→ **To do**: For each line below that includes the word "with", make a copy.
+ + + +
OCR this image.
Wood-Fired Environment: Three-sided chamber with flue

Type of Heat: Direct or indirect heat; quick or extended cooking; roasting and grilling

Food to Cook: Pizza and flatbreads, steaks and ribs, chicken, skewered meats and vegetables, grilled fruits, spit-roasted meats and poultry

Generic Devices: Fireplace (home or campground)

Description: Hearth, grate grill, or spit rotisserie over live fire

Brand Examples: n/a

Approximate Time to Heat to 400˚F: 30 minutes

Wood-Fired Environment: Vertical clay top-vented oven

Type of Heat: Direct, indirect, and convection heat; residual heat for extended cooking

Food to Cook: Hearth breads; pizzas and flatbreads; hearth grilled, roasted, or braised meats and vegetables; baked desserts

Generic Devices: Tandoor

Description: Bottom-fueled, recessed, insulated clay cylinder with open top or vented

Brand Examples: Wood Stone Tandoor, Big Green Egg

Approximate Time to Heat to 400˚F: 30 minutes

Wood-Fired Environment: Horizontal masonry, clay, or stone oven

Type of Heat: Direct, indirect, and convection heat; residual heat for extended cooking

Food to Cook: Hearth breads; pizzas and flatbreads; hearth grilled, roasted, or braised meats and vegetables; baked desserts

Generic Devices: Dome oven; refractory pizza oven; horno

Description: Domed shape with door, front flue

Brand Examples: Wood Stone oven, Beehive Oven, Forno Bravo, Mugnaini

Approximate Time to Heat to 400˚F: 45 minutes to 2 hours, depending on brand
+ + + +
→ **Result for this task**:
Wood-Fired Environment: Three-sided chamber with flue
Description: Bottom-fueled, recessed, insulated clay cylinder with open top or vented
Description: Domed shape with door, front flue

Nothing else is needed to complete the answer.